• AIM OF THE EXERCISE:
Retype the data below without altering anything.

(Figure collection entries)

+ + + + + + +

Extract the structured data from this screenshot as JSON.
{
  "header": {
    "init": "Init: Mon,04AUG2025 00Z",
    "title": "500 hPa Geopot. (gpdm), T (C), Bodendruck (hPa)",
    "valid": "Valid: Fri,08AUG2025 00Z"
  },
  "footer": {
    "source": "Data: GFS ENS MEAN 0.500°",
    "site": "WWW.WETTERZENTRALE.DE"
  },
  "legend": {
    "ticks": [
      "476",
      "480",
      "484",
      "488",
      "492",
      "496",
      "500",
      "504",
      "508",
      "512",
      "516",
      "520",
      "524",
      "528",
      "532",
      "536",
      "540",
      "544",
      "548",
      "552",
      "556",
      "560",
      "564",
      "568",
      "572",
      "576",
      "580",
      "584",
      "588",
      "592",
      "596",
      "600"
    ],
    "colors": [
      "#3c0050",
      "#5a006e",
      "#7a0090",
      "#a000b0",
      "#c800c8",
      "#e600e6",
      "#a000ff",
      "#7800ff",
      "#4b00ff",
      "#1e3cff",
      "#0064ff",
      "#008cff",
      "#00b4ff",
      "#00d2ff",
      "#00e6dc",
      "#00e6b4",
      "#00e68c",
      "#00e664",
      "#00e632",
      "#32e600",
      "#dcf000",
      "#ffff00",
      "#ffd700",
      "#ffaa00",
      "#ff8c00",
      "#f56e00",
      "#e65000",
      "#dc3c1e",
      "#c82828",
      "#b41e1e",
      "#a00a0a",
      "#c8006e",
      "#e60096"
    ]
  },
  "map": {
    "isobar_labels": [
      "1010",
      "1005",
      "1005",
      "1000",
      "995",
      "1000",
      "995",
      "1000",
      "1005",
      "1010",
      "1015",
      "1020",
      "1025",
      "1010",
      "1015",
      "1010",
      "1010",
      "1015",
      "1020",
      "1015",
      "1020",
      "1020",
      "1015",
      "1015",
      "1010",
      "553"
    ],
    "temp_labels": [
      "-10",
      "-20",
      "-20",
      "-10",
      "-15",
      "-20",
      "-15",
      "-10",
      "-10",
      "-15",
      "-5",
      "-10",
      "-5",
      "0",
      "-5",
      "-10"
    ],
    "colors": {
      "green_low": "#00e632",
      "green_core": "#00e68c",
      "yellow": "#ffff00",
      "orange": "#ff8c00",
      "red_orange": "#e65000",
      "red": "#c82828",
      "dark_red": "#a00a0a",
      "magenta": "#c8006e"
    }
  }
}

+ + + + + + +

• FINAL RESULT:
Extract the structured data from this screenshot as JSON.
{
  "header": {
    "init": "Init: Mon,04AUG2025 00Z",
    "title": "500 hPa Geopot. (gpdm), T (C), Bodendruck (hPa)",
    "valid": "Valid: Fri,08AUG2025 00Z"
  },
  "footer": {
    "source": "Data: GFS ENS MEAN 0.500°",
    "site": "WWW.WETTERZENTRALE.DE"
  },
  "legend": {
    "ticks": [
      "476",
      "480",
      "484",
      "488",
      "492",
      "496",
      "500",
      "504",
      "508",
      "512",
      "516",
      "520",
      "524",
      "528",
      "532",
      "536",
      "540",
      "544",
      "548",
      "552",
      "556",
      "560",
      "564",
      "568",
      "572",
      "576",
      "580",
      "584",
      "588",
      "592",
      "596",
      "600"
    ],
    "colors": [
      "#3c0050",
      "#5a006e",
      "#7a0090",
      "#a000b0",
      "#c800c8",
      "#e600e6",
      "#a000ff",
      "#7800ff",
      "#4b00ff",
      "#1e3cff",
      "#0064ff",
      "#008cff",
      "#00b4ff",
      "#00d2ff",
      "#00e6dc",
      "#00e6b4",
      "#00e68c",
      "#00e664",
      "#00e632",
      "#32e600",
      "#dcf000",
      "#ffff00",
      "#ffd700",
      "#ffaa00",
      "#ff8c00",
      "#f56e00",
      "#e65000",
      "#dc3c1e",
      "#c82828",
      "#b41e1e",
      "#a00a0a",
      "#c8006e",
      "#e60096"
    ]
  },
  "map": {
    "isobar_labels": [
      "1010",
      "1005",
      "1005",
      "1000",
      "995",
      "1000",
      "995",
      "1000",
      "1005",
      "1010",
      "1015",
      "1020",
      "1025",
      "1010",
      "1015",
      "1010",
      "1010",
      "1015",
      "1020",
      "1015",
      "1020",
      "1020",
      "1015",
      "1015",
      "1010",
      "553"
    ],
    "temp_labels": [
      "-10",
      "-20",
      "-20",
      "-10",
      "-15",
      "-20",
      "-15",
      "-10",
      "-10",
      "-15",
      "-5",
      "-10",
      "-5",
      "0",
      "-5",
      "-10"
    ],
    "colors": {
      "green_low": "#00e632",
      "green_core": "#00e68c",
      "yellow": "#ffff00",
      "orange": "#ff8c00",
      "red_orange": "#e65000",
      "red": "#c82828",
      "dark_red": "#a00a0a",
      "magenta": "#c8006e"
    }
  }
}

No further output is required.